▶ [Your instructions] Using the material below, work out how many lines contain the word "from". Reply with the number and nothing more.
◆ ◆ ◆ ◆ ◆
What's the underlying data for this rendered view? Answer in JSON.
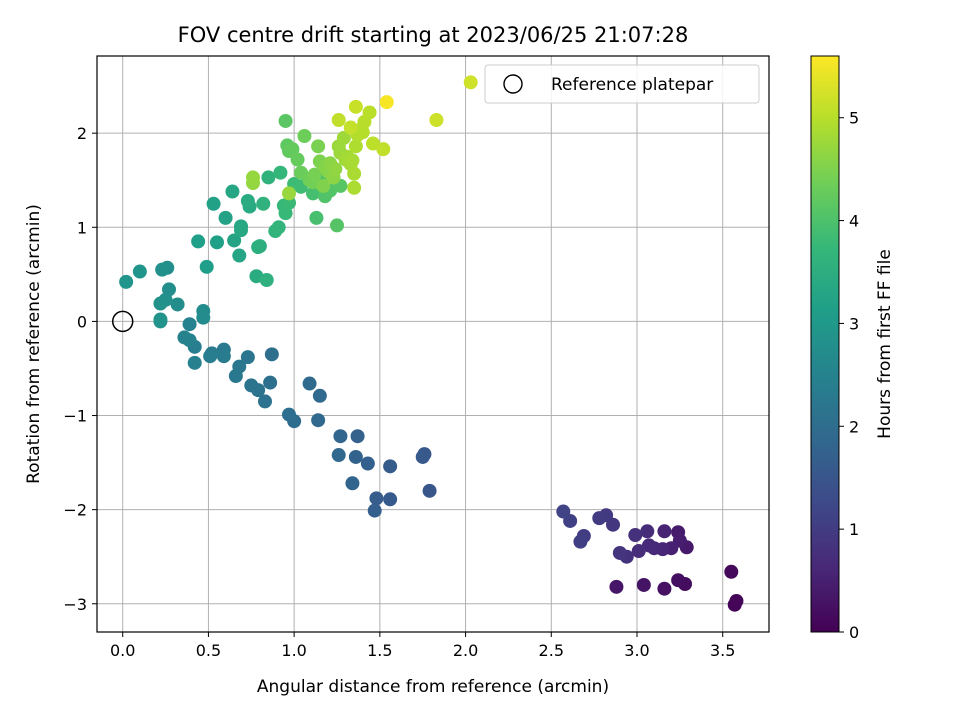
{
  "chart_data": {
    "type": "scatter",
    "title": "FOV centre drift starting at 2023/06/25 21:07:28",
    "xlabel": "Angular distance from reference (arcmin)",
    "ylabel": "Rotation from reference (arcmin)",
    "xlim": [
      -0.15,
      3.77
    ],
    "ylim": [
      -3.3,
      2.82
    ],
    "xticks": [
      0.0,
      0.5,
      1.0,
      1.5,
      2.0,
      2.5,
      3.0,
      3.5
    ],
    "xtick_labels": [
      "0.0",
      "0.5",
      "1.0",
      "1.5",
      "2.0",
      "2.5",
      "3.0",
      "3.5"
    ],
    "yticks": [
      -3,
      -2,
      -1,
      0,
      1,
      2
    ],
    "ytick_labels": [
      "−3",
      "−2",
      "−1",
      "0",
      "1",
      "2"
    ],
    "grid": true,
    "legend": {
      "position": "top-right",
      "entries": [
        "Reference platepar"
      ]
    },
    "reference_point": {
      "x": 0.0,
      "y": 0.0,
      "label": "Reference platepar"
    },
    "colorbar": {
      "label": "Hours from first FF file",
      "range": [
        0,
        5.6
      ],
      "ticks": [
        0,
        1,
        2,
        3,
        4,
        5
      ],
      "colormap": "viridis",
      "colors": [
        "#440154",
        "#482878",
        "#3e4989",
        "#31688e",
        "#26828e",
        "#1f9e89",
        "#35b779",
        "#6ece58",
        "#b5de2b",
        "#fde725"
      ]
    },
    "points": [
      {
        "x": 3.57,
        "y": -3.01,
        "t": 0.05
      },
      {
        "x": 3.58,
        "y": -2.97,
        "t": 0.08
      },
      {
        "x": 3.55,
        "y": -2.66,
        "t": 0.12
      },
      {
        "x": 3.28,
        "y": -2.79,
        "t": 0.18
      },
      {
        "x": 3.24,
        "y": -2.75,
        "t": 0.22
      },
      {
        "x": 3.16,
        "y": -2.84,
        "t": 0.26
      },
      {
        "x": 3.04,
        "y": -2.8,
        "t": 0.3
      },
      {
        "x": 2.88,
        "y": -2.82,
        "t": 0.34
      },
      {
        "x": 3.29,
        "y": -2.4,
        "t": 0.38
      },
      {
        "x": 3.24,
        "y": -2.24,
        "t": 0.42
      },
      {
        "x": 3.25,
        "y": -2.33,
        "t": 0.46
      },
      {
        "x": 3.2,
        "y": -2.41,
        "t": 0.5
      },
      {
        "x": 3.16,
        "y": -2.23,
        "t": 0.54
      },
      {
        "x": 3.15,
        "y": -2.42,
        "t": 0.58
      },
      {
        "x": 3.1,
        "y": -2.41,
        "t": 0.62
      },
      {
        "x": 3.07,
        "y": -2.38,
        "t": 0.66
      },
      {
        "x": 3.06,
        "y": -2.23,
        "t": 0.7
      },
      {
        "x": 3.01,
        "y": -2.44,
        "t": 0.74
      },
      {
        "x": 2.99,
        "y": -2.27,
        "t": 0.78
      },
      {
        "x": 2.94,
        "y": -2.5,
        "t": 0.82
      },
      {
        "x": 2.9,
        "y": -2.46,
        "t": 0.86
      },
      {
        "x": 2.86,
        "y": -2.16,
        "t": 0.9
      },
      {
        "x": 2.82,
        "y": -2.06,
        "t": 0.94
      },
      {
        "x": 2.78,
        "y": -2.09,
        "t": 0.98
      },
      {
        "x": 2.69,
        "y": -2.28,
        "t": 1.02
      },
      {
        "x": 2.67,
        "y": -2.34,
        "t": 1.06
      },
      {
        "x": 2.61,
        "y": -2.12,
        "t": 1.1
      },
      {
        "x": 2.57,
        "y": -2.02,
        "t": 1.14
      },
      {
        "x": 1.79,
        "y": -1.8,
        "t": 1.5
      },
      {
        "x": 1.76,
        "y": -1.41,
        "t": 1.53
      },
      {
        "x": 1.75,
        "y": -1.44,
        "t": 1.56
      },
      {
        "x": 1.56,
        "y": -1.89,
        "t": 1.59
      },
      {
        "x": 1.56,
        "y": -1.54,
        "t": 1.62
      },
      {
        "x": 1.48,
        "y": -1.88,
        "t": 1.65
      },
      {
        "x": 1.47,
        "y": -2.01,
        "t": 1.68
      },
      {
        "x": 1.43,
        "y": -1.51,
        "t": 1.71
      },
      {
        "x": 1.37,
        "y": -1.22,
        "t": 1.74
      },
      {
        "x": 1.36,
        "y": -1.44,
        "t": 1.77
      },
      {
        "x": 1.34,
        "y": -1.72,
        "t": 1.8
      },
      {
        "x": 1.27,
        "y": -1.22,
        "t": 1.83
      },
      {
        "x": 1.26,
        "y": -1.42,
        "t": 1.86
      },
      {
        "x": 1.14,
        "y": -1.05,
        "t": 1.89
      },
      {
        "x": 1.15,
        "y": -0.79,
        "t": 1.92
      },
      {
        "x": 1.09,
        "y": -0.66,
        "t": 1.95
      },
      {
        "x": 1.0,
        "y": -1.06,
        "t": 1.98
      },
      {
        "x": 0.97,
        "y": -0.99,
        "t": 2.01
      },
      {
        "x": 0.87,
        "y": -0.35,
        "t": 2.04
      },
      {
        "x": 0.86,
        "y": -0.65,
        "t": 2.07
      },
      {
        "x": 0.83,
        "y": -0.85,
        "t": 2.1
      },
      {
        "x": 0.79,
        "y": -0.73,
        "t": 2.13
      },
      {
        "x": 0.75,
        "y": -0.68,
        "t": 2.16
      },
      {
        "x": 0.73,
        "y": -0.38,
        "t": 2.19
      },
      {
        "x": 0.68,
        "y": -0.48,
        "t": 2.22
      },
      {
        "x": 0.66,
        "y": -0.58,
        "t": 2.25
      },
      {
        "x": 0.59,
        "y": -0.3,
        "t": 2.28
      },
      {
        "x": 0.59,
        "y": -0.37,
        "t": 2.31
      },
      {
        "x": 0.52,
        "y": -0.34,
        "t": 2.34
      },
      {
        "x": 0.51,
        "y": -0.37,
        "t": 2.37
      },
      {
        "x": 0.42,
        "y": -0.27,
        "t": 2.4
      },
      {
        "x": 0.42,
        "y": -0.44,
        "t": 2.43
      },
      {
        "x": 0.39,
        "y": -0.2,
        "t": 2.46
      },
      {
        "x": 0.39,
        "y": -0.03,
        "t": 2.49
      },
      {
        "x": 0.36,
        "y": -0.17,
        "t": 2.52
      },
      {
        "x": 0.47,
        "y": 0.04,
        "t": 2.7
      },
      {
        "x": 0.47,
        "y": 0.11,
        "t": 2.72
      },
      {
        "x": 0.32,
        "y": 0.18,
        "t": 2.74
      },
      {
        "x": 0.27,
        "y": 0.34,
        "t": 2.76
      },
      {
        "x": 0.26,
        "y": 0.57,
        "t": 2.78
      },
      {
        "x": 0.25,
        "y": 0.23,
        "t": 2.8
      },
      {
        "x": 0.23,
        "y": 0.55,
        "t": 2.82
      },
      {
        "x": 0.22,
        "y": 0.19,
        "t": 2.84
      },
      {
        "x": 0.22,
        "y": 0.02,
        "t": 2.86
      },
      {
        "x": 0.22,
        "y": 0.0,
        "t": 2.88
      },
      {
        "x": 0.1,
        "y": 0.53,
        "t": 2.9
      },
      {
        "x": 0.02,
        "y": 0.42,
        "t": 2.92
      },
      {
        "x": 0.49,
        "y": 0.58,
        "t": 3.1
      },
      {
        "x": 0.44,
        "y": 0.85,
        "t": 3.13
      },
      {
        "x": 0.55,
        "y": 0.84,
        "t": 3.16
      },
      {
        "x": 0.53,
        "y": 1.25,
        "t": 3.19
      },
      {
        "x": 0.6,
        "y": 1.1,
        "t": 3.22
      },
      {
        "x": 0.65,
        "y": 0.86,
        "t": 3.25
      },
      {
        "x": 0.68,
        "y": 0.7,
        "t": 3.28
      },
      {
        "x": 0.64,
        "y": 1.38,
        "t": 3.31
      },
      {
        "x": 0.69,
        "y": 1.01,
        "t": 3.34
      },
      {
        "x": 0.69,
        "y": 0.97,
        "t": 3.37
      },
      {
        "x": 0.74,
        "y": 1.22,
        "t": 3.4
      },
      {
        "x": 0.73,
        "y": 1.28,
        "t": 3.43
      },
      {
        "x": 0.78,
        "y": 0.48,
        "t": 3.46
      },
      {
        "x": 0.8,
        "y": 0.8,
        "t": 3.49
      },
      {
        "x": 0.79,
        "y": 0.79,
        "t": 3.52
      },
      {
        "x": 0.84,
        "y": 0.44,
        "t": 3.55
      },
      {
        "x": 0.82,
        "y": 1.25,
        "t": 3.58
      },
      {
        "x": 0.85,
        "y": 1.53,
        "t": 3.61
      },
      {
        "x": 0.89,
        "y": 0.96,
        "t": 3.64
      },
      {
        "x": 0.91,
        "y": 1.0,
        "t": 3.67
      },
      {
        "x": 0.92,
        "y": 1.58,
        "t": 3.7
      },
      {
        "x": 0.94,
        "y": 1.23,
        "t": 3.73
      },
      {
        "x": 0.95,
        "y": 1.15,
        "t": 3.76
      },
      {
        "x": 0.97,
        "y": 1.26,
        "t": 3.79
      },
      {
        "x": 1.0,
        "y": 1.46,
        "t": 3.82
      },
      {
        "x": 1.04,
        "y": 1.43,
        "t": 3.85
      },
      {
        "x": 1.08,
        "y": 1.51,
        "t": 3.88
      },
      {
        "x": 1.11,
        "y": 1.36,
        "t": 3.91
      },
      {
        "x": 1.13,
        "y": 1.1,
        "t": 3.94
      },
      {
        "x": 1.14,
        "y": 1.47,
        "t": 3.97
      },
      {
        "x": 1.16,
        "y": 1.56,
        "t": 4.0
      },
      {
        "x": 1.18,
        "y": 1.33,
        "t": 4.03
      },
      {
        "x": 1.21,
        "y": 1.39,
        "t": 4.06
      },
      {
        "x": 1.25,
        "y": 1.02,
        "t": 4.09
      },
      {
        "x": 1.27,
        "y": 1.44,
        "t": 4.12
      },
      {
        "x": 0.95,
        "y": 2.13,
        "t": 4.15
      },
      {
        "x": 0.96,
        "y": 1.87,
        "t": 4.18
      },
      {
        "x": 0.97,
        "y": 1.81,
        "t": 4.21
      },
      {
        "x": 0.99,
        "y": 1.83,
        "t": 4.24
      },
      {
        "x": 1.02,
        "y": 1.72,
        "t": 4.27
      },
      {
        "x": 1.04,
        "y": 1.58,
        "t": 4.3
      },
      {
        "x": 1.06,
        "y": 1.97,
        "t": 4.33
      },
      {
        "x": 1.09,
        "y": 1.5,
        "t": 4.36
      },
      {
        "x": 1.11,
        "y": 1.48,
        "t": 4.39
      },
      {
        "x": 1.12,
        "y": 1.56,
        "t": 4.42
      },
      {
        "x": 1.14,
        "y": 1.86,
        "t": 4.45
      },
      {
        "x": 1.15,
        "y": 1.7,
        "t": 4.48
      },
      {
        "x": 1.17,
        "y": 1.44,
        "t": 4.51
      },
      {
        "x": 1.18,
        "y": 1.64,
        "t": 4.54
      },
      {
        "x": 1.2,
        "y": 1.59,
        "t": 4.57
      },
      {
        "x": 1.21,
        "y": 1.68,
        "t": 4.6
      },
      {
        "x": 1.23,
        "y": 1.53,
        "t": 4.63
      },
      {
        "x": 1.24,
        "y": 1.62,
        "t": 4.66
      },
      {
        "x": 0.76,
        "y": 1.47,
        "t": 4.68
      },
      {
        "x": 0.76,
        "y": 1.53,
        "t": 4.7
      },
      {
        "x": 0.97,
        "y": 1.36,
        "t": 4.72
      },
      {
        "x": 1.26,
        "y": 1.86,
        "t": 4.74
      },
      {
        "x": 1.27,
        "y": 1.79,
        "t": 4.76
      },
      {
        "x": 1.29,
        "y": 1.95,
        "t": 4.78
      },
      {
        "x": 1.3,
        "y": 1.72,
        "t": 4.8
      },
      {
        "x": 1.31,
        "y": 1.75,
        "t": 4.82
      },
      {
        "x": 1.33,
        "y": 1.67,
        "t": 4.84
      },
      {
        "x": 1.34,
        "y": 1.71,
        "t": 4.86
      },
      {
        "x": 1.35,
        "y": 1.57,
        "t": 4.88
      },
      {
        "x": 1.35,
        "y": 1.42,
        "t": 4.9
      },
      {
        "x": 1.36,
        "y": 1.86,
        "t": 4.92
      },
      {
        "x": 1.37,
        "y": 1.98,
        "t": 4.94
      },
      {
        "x": 1.39,
        "y": 2.04,
        "t": 4.96
      },
      {
        "x": 1.4,
        "y": 2.01,
        "t": 4.98
      },
      {
        "x": 1.41,
        "y": 2.12,
        "t": 5.0
      },
      {
        "x": 1.44,
        "y": 2.22,
        "t": 5.02
      },
      {
        "x": 1.46,
        "y": 1.89,
        "t": 5.04
      },
      {
        "x": 1.52,
        "y": 1.83,
        "t": 5.06
      },
      {
        "x": 1.26,
        "y": 2.14,
        "t": 5.08
      },
      {
        "x": 1.33,
        "y": 2.06,
        "t": 5.1
      },
      {
        "x": 1.36,
        "y": 2.28,
        "t": 5.15
      },
      {
        "x": 1.83,
        "y": 2.14,
        "t": 5.18
      },
      {
        "x": 2.03,
        "y": 2.54,
        "t": 5.2
      },
      {
        "x": 1.54,
        "y": 2.33,
        "t": 5.55
      }
    ]
  }
}
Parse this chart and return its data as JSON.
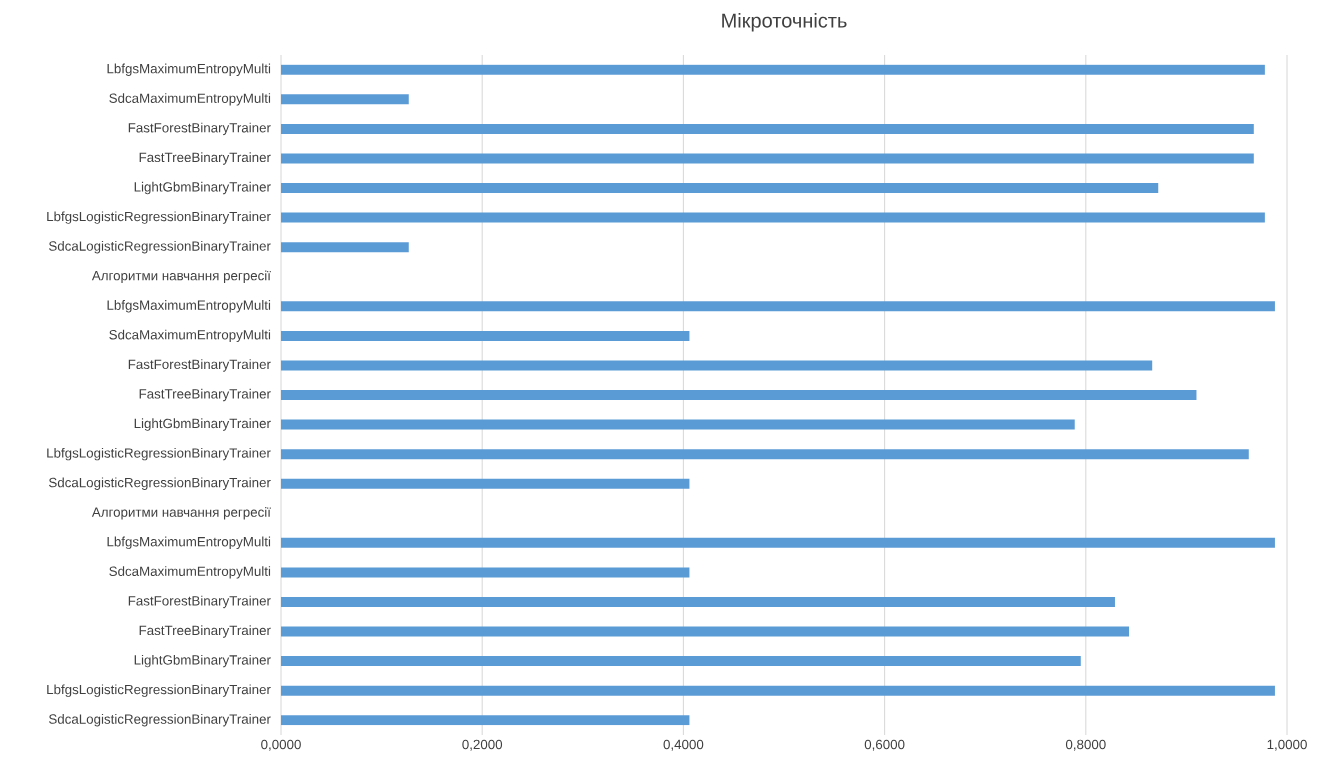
◆ ◆ ◆ ◆ ◆
▶ [Exercise answer] 3